→ **What you have to do**: Your job is to restate each entry word for word.

****

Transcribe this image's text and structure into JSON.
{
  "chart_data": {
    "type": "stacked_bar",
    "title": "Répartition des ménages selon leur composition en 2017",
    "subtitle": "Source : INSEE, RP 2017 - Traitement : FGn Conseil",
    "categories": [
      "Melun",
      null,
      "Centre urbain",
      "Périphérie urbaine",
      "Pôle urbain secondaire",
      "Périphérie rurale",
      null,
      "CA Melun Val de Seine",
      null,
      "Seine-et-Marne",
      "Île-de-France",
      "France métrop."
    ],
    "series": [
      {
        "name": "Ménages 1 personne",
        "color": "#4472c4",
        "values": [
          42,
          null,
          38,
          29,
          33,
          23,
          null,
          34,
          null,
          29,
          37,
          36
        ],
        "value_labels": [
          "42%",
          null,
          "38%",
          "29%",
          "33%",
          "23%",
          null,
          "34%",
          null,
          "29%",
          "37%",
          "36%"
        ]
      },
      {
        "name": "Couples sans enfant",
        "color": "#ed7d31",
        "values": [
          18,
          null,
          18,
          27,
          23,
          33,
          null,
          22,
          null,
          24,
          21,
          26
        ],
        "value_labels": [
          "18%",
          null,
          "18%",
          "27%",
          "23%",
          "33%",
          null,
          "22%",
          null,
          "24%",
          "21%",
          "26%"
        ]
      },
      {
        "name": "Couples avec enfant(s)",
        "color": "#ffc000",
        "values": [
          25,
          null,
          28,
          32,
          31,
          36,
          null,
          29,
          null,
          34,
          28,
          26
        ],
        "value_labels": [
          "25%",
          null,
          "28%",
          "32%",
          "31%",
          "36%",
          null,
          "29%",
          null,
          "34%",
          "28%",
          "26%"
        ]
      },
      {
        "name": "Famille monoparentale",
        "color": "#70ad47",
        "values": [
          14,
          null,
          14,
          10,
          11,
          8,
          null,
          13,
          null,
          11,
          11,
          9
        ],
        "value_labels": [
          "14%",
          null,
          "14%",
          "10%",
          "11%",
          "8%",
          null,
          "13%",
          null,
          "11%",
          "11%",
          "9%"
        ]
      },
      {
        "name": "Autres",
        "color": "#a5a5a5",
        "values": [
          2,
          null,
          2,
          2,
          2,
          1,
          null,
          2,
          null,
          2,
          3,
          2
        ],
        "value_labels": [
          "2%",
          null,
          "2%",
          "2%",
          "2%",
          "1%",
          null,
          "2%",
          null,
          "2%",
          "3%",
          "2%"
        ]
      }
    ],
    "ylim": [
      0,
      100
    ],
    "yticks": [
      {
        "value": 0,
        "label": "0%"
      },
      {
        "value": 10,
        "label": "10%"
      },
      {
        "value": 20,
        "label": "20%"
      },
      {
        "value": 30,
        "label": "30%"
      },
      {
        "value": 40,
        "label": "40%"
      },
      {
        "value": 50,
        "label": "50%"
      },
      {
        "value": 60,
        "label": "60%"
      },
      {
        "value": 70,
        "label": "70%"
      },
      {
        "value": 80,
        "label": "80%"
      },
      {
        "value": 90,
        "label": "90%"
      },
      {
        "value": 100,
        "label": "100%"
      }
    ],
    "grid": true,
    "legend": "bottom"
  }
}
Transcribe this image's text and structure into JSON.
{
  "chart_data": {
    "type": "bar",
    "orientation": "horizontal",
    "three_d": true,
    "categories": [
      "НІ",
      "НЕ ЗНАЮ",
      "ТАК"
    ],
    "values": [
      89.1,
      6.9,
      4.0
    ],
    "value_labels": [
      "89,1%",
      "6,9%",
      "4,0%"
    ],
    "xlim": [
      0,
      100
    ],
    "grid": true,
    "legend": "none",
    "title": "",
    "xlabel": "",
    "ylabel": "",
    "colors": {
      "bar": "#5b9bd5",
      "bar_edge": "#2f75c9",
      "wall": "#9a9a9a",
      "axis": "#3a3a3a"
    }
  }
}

****

→ **Result for this task**:
Transcribe this image's text and structure into JSON.
{
  "chart_data": {
    "type": "stacked_bar",
    "title": "Répartition des ménages selon leur composition en 2017",
    "subtitle": "Source : INSEE, RP 2017 - Traitement : FGn Conseil",
    "categories": [
      "Melun",
      null,
      "Centre urbain",
      "Périphérie urbaine",
      "Pôle urbain secondaire",
      "Périphérie rurale",
      null,
      "CA Melun Val de Seine",
      null,
      "Seine-et-Marne",
      "Île-de-France",
      "France métrop."
    ],
    "series": [
      {
        "name": "Ménages 1 personne",
        "color": "#4472c4",
        "values": [
          42,
          null,
          38,
          29,
          33,
          23,
          null,
          34,
          null,
          29,
          37,
          36
        ],
        "value_labels": [
          "42%",
          null,
          "38%",
          "29%",
          "33%",
          "23%",
          null,
          "34%",
          null,
          "29%",
          "37%",
          "36%"
        ]
      },
      {
        "name": "Couples sans enfant",
        "color": "#ed7d31",
        "values": [
          18,
          null,
          18,
          27,
          23,
          33,
          null,
          22,
          null,
          24,
          21,
          26
        ],
        "value_labels": [
          "18%",
          null,
          "18%",
          "27%",
          "23%",
          "33%",
          null,
          "22%",
          null,
          "24%",
          "21%",
          "26%"
        ]
      },
      {
        "name": "Couples avec enfant(s)",
        "color": "#ffc000",
        "values": [
          25,
          null,
          28,
          32,
          31,
          36,
          null,
          29,
          null,
          34,
          28,
          26
        ],
        "value_labels": [
          "25%",
          null,
          "28%",
          "32%",
          "31%",
          "36%",
          null,
          "29%",
          null,
          "34%",
          "28%",
          "26%"
        ]
      },
      {
        "name": "Famille monoparentale",
        "color": "#70ad47",
        "values": [
          14,
          null,
          14,
          10,
          11,
          8,
          null,
          13,
          null,
          11,
          11,
          9
        ],
        "value_labels": [
          "14%",
          null,
          "14%",
          "10%",
          "11%",
          "8%",
          null,
          "13%",
          null,
          "11%",
          "11%",
          "9%"
        ]
      },
      {
        "name": "Autres",
        "color": "#a5a5a5",
        "values": [
          2,
          null,
          2,
          2,
          2,
          1,
          null,
          2,
          null,
          2,
          3,
          2
        ],
        "value_labels": [
          "2%",
          null,
          "2%",
          "2%",
          "2%",
          "1%",
          null,
          "2%",
          null,
          "2%",
          "3%",
          "2%"
        ]
      }
    ],
    "ylim": [
      0,
      100
    ],
    "yticks": [
      {
        "value": 0,
        "label": "0%"
      },
      {
        "value": 10,
        "label": "10%"
      },
      {
        "value": 20,
        "label": "20%"
      },
      {
        "value": 30,
        "label": "30%"
      },
      {
        "value": 40,
        "label": "40%"
      },
      {
        "value": 50,
        "label": "50%"
      },
      {
        "value": 60,
        "label": "60%"
      },
      {
        "value": 70,
        "label": "70%"
      },
      {
        "value": 80,
        "label": "80%"
      },
      {
        "value": 90,
        "label": "90%"
      },
      {
        "value": 100,
        "label": "100%"
      }
    ],
    "grid": true,
    "legend": "bottom"
  }
}
Transcribe this image's text and structure into JSON.
{
  "chart_data": {
    "type": "bar",
    "orientation": "horizontal",
    "three_d": true,
    "categories": [
      "НІ",
      "НЕ ЗНАЮ",
      "ТАК"
    ],
    "values": [
      89.1,
      6.9,
      4.0
    ],
    "value_labels": [
      "89,1%",
      "6,9%",
      "4,0%"
    ],
    "xlim": [
      0,
      100
    ],
    "grid": true,
    "legend": "none",
    "title": "",
    "xlabel": "",
    "ylabel": "",
    "colors": {
      "bar": "#5b9bd5",
      "bar_edge": "#2f75c9",
      "wall": "#9a9a9a",
      "axis": "#3a3a3a"
    }
  }
}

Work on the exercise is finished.